Goal: Count lines holding the string "Выявленный" in the data that follows. Reply with one number only.

====== Dataset records ======

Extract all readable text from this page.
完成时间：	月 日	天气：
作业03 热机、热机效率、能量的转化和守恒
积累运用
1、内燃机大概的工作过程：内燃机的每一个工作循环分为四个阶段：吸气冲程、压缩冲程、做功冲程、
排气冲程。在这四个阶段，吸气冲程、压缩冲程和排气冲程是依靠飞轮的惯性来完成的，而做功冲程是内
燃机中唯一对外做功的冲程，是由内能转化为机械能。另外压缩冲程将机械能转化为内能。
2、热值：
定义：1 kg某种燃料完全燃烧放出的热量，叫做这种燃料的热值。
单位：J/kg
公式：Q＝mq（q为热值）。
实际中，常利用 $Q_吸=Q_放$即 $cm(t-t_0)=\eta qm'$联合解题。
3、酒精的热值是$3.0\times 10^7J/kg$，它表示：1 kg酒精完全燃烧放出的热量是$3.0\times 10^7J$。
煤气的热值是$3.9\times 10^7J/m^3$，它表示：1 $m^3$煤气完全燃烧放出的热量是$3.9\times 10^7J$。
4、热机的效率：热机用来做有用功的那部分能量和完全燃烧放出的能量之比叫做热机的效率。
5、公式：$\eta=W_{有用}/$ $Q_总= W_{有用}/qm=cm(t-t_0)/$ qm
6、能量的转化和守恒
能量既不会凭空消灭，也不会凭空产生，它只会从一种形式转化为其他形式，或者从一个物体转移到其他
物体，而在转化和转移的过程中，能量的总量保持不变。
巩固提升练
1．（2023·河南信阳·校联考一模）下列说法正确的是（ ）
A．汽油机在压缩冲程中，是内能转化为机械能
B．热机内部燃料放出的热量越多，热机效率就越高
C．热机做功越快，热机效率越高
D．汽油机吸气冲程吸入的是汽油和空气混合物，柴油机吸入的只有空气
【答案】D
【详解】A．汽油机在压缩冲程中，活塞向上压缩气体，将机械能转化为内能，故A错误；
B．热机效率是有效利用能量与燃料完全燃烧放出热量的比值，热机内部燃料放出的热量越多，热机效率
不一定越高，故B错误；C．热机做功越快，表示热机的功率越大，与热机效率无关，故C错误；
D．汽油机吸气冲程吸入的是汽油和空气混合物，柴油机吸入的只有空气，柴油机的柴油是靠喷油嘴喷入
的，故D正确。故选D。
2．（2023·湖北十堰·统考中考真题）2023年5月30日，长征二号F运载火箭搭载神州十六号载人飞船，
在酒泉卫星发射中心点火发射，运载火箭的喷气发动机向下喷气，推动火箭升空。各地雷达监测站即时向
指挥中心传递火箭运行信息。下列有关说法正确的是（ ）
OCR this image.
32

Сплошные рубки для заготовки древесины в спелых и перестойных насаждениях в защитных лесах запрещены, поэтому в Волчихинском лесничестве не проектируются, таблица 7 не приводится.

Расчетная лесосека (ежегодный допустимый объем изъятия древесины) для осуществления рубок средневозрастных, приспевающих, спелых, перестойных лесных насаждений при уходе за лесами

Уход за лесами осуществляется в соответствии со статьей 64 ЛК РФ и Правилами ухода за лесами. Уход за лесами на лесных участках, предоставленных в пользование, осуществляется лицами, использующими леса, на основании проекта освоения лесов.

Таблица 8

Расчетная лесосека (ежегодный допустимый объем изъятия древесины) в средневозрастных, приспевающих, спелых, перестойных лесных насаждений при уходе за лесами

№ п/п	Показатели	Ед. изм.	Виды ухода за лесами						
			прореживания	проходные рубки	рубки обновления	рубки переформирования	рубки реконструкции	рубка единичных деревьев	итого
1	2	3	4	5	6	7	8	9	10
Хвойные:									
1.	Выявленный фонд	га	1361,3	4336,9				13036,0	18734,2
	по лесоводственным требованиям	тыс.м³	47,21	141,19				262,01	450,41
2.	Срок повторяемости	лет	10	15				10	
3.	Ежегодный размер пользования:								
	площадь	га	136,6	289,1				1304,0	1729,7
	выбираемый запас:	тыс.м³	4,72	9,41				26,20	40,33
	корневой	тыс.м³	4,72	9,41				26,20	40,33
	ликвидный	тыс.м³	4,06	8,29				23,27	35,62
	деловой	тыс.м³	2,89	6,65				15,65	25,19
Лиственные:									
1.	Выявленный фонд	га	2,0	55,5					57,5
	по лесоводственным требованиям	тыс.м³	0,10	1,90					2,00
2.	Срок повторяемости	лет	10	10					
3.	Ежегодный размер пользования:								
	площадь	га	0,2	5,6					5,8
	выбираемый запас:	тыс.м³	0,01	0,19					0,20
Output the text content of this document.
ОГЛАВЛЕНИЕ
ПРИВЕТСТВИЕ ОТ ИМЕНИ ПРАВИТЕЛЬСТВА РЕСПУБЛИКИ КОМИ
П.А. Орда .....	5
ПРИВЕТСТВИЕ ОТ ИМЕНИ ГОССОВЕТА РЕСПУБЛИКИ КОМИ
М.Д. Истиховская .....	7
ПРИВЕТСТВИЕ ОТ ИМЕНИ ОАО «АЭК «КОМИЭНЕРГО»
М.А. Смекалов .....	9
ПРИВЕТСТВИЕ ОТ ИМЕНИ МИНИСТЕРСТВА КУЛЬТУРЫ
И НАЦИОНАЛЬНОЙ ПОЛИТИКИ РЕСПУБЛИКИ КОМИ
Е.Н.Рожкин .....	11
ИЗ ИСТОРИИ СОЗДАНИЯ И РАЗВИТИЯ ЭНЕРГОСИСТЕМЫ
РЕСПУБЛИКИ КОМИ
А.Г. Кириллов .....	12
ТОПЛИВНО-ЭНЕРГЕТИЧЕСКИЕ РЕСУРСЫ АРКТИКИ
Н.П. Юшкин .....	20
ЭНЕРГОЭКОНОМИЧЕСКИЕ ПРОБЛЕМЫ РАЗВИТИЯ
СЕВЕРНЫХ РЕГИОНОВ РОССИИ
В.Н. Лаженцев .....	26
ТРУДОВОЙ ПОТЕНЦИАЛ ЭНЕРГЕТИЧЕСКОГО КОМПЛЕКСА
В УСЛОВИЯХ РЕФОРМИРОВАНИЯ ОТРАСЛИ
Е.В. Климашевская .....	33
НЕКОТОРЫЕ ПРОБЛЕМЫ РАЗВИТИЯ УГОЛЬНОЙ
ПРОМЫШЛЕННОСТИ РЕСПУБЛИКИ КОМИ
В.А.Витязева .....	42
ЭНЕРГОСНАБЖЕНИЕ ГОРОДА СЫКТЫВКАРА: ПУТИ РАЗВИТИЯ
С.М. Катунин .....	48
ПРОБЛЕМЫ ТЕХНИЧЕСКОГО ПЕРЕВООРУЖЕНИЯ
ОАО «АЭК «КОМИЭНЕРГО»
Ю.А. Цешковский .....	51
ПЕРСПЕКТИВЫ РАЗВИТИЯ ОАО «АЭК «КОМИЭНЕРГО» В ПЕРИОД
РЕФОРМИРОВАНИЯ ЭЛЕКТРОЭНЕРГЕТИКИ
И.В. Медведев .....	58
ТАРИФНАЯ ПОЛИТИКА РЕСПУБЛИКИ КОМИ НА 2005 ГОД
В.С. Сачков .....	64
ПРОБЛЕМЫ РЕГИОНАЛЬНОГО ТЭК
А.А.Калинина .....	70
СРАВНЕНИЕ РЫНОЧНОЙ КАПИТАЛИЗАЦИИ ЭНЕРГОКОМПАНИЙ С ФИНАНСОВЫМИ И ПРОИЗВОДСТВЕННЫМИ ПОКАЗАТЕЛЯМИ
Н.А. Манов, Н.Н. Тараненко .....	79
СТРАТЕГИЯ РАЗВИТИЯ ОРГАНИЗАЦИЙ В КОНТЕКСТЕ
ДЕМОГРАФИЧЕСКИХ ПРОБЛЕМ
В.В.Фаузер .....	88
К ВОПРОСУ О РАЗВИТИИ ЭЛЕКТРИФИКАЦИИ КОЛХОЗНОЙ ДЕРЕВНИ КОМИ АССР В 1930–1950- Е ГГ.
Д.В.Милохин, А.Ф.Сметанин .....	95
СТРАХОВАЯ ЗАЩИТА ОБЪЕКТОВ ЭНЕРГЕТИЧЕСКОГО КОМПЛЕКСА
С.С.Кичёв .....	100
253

======

Full response: 2